Written exercise: Please write the next part of the jdocmunch-mcp benchmark reproduction write-up below, picking up after its third numbered step. The material that follows the write-up is not part of it.

Text excerpt:
-- BEGIN --

Skip to content

jdocmunch-mcp — Benchmark Reproduction

Source: https://github.com/jgravelle/jdocmunch-mcp (v1.8.0) Date: 2026-04-13 Outcome: partially reproducible — one executable harness found at benchmarks/wiki/run_benchmark.py; three older narrated case studies remain non-executable


benchmarks/wiki/run_benchmark.py (12.2 KB)
benchmarks/wiki/results_jcodemunch_wiki.json
benchmarks/wiki/results_jcodemunch_wiki.md

run_benchmark.py is a self-contained Python script that:

  1. Accepts a path to a cloned GitHub wiki (git clone <repo>.wiki.git)
  2. Scans all .md files and tokenizes them with tiktoken cl100k_base
  3. Parses the wiki into heading-delimited sections using an offline approximation of jDocMunch’s section parser (a simplified in-script splitter, not the production parse_markdown() code path)

-- END --

Data supplied:
-- BEGIN --

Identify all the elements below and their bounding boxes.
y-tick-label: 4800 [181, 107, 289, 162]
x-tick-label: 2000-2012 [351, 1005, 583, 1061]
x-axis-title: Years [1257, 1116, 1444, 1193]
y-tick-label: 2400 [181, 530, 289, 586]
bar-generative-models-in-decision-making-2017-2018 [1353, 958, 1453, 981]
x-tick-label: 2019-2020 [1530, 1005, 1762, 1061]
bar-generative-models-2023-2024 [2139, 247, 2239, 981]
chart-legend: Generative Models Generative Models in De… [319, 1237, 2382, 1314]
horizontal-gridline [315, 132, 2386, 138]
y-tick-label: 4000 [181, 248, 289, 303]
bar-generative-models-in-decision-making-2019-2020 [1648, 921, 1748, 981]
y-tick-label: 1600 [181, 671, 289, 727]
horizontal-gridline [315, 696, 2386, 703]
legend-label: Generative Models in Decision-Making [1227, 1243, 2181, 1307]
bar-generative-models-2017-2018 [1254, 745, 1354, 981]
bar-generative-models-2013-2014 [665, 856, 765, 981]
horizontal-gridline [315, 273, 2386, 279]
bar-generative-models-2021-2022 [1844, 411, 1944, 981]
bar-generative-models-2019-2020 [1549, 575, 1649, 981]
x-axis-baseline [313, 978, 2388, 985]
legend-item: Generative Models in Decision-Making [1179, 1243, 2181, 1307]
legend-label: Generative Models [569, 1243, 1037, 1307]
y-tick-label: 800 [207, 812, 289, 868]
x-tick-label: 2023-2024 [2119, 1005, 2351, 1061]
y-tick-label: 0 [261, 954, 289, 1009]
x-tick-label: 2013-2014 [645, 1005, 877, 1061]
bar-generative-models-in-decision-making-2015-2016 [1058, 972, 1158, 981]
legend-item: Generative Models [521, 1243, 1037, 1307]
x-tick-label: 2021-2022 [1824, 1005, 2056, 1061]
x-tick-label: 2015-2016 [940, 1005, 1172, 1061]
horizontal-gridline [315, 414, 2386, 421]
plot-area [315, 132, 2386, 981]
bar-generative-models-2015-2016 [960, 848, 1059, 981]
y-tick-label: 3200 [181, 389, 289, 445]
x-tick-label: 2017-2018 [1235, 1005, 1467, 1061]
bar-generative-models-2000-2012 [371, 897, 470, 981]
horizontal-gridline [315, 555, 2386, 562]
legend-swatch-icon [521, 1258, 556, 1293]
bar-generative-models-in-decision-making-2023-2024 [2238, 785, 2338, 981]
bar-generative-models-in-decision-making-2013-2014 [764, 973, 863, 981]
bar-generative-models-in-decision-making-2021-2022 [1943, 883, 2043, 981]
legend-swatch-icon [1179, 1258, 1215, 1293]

-- END --

Task response:
  4. For each query, finds the best-matching section by keyword overlap
  5. Reports two baselines: full-wiki concatenation and single-file (conservative)
  6. Adds a hardcoded SEARCH_META_TOKENS = 190 overhead to simulate search_sections JSON

Caveats:

  • The section parser in the harness is a stripped-down heading splitter that does not replicate the production make_hierarchical_slug, byte-offset tracking, or wire_hierarchy() logic. Section boundaries may differ from what the server would produce.
  • SEARCH_META_TOKENS = 190 is an estimate measured from real responses by the developer; it is not computed from live MCP calls in the script.
  • The scoring function used to select the best section (find_best_section) is a simple word-overlap counter, not the weighted multi-field scoring in DocIndex._lexical_search.
  • The script runs entirely offline and does not require a running MCP server.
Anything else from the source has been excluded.